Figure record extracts
------------------------

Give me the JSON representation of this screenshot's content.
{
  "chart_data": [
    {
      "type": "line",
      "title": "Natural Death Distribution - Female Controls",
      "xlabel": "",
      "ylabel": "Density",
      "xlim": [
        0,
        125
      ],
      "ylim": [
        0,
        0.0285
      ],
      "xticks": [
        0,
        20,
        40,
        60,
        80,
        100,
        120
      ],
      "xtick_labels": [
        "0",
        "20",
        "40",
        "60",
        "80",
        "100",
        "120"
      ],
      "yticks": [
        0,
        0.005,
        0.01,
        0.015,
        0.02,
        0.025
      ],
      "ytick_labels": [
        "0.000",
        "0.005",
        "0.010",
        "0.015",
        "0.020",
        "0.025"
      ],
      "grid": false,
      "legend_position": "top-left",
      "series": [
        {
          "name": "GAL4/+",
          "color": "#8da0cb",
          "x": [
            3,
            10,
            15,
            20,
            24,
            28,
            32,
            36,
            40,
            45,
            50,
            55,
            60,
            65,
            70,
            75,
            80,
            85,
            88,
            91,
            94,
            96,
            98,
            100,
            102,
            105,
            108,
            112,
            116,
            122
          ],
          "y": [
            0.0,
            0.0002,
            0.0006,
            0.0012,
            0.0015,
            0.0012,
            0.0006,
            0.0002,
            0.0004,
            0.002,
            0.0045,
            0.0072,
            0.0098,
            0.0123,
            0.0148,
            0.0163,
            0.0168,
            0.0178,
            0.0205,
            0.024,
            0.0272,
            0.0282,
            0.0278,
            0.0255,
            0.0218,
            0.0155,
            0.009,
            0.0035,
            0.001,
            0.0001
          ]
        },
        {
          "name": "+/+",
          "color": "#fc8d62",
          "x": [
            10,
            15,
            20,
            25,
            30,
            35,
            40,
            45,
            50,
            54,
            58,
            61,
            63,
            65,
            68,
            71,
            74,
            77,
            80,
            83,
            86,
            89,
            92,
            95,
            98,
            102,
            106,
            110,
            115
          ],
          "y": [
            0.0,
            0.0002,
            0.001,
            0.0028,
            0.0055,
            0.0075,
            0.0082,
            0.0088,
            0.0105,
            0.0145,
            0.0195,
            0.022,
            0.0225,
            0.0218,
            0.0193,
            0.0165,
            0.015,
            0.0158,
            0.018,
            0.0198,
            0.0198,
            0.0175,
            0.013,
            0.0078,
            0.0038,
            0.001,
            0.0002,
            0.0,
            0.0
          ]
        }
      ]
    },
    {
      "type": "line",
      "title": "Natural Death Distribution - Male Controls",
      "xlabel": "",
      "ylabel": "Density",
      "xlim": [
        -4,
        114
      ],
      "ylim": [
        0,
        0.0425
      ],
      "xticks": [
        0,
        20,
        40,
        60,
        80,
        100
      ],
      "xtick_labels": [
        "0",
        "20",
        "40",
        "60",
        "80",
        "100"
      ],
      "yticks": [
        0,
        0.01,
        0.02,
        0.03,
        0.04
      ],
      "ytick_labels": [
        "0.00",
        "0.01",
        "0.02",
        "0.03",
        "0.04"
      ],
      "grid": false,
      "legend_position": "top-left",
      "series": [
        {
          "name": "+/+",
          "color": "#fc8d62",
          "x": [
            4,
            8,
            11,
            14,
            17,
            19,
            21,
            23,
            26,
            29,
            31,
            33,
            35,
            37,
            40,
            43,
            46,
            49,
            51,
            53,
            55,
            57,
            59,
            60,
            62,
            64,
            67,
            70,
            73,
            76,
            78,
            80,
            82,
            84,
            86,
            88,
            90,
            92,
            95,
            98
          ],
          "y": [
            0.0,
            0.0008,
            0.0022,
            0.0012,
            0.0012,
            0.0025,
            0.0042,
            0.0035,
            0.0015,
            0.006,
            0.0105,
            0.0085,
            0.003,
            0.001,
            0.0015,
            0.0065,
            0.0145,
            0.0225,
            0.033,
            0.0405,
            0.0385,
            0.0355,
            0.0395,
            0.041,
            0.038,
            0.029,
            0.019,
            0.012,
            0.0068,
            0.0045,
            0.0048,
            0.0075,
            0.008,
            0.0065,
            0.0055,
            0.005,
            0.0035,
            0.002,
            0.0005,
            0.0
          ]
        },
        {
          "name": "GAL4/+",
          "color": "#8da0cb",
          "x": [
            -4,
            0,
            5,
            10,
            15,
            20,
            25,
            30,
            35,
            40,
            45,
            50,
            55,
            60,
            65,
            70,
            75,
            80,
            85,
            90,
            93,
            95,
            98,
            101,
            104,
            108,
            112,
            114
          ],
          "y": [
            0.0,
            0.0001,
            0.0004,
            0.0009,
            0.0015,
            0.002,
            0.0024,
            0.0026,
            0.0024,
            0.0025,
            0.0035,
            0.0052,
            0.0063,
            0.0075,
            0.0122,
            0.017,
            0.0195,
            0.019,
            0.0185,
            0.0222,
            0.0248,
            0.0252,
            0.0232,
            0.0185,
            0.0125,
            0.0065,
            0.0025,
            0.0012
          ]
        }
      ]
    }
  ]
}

------------------------

### Stated problem
Find the lines above that contain the word "Death" and collect them.

### Finished exercise
      "title": "Natural Death Distribution - Female Controls",
      "title": "Natural Death Distribution - Male Controls",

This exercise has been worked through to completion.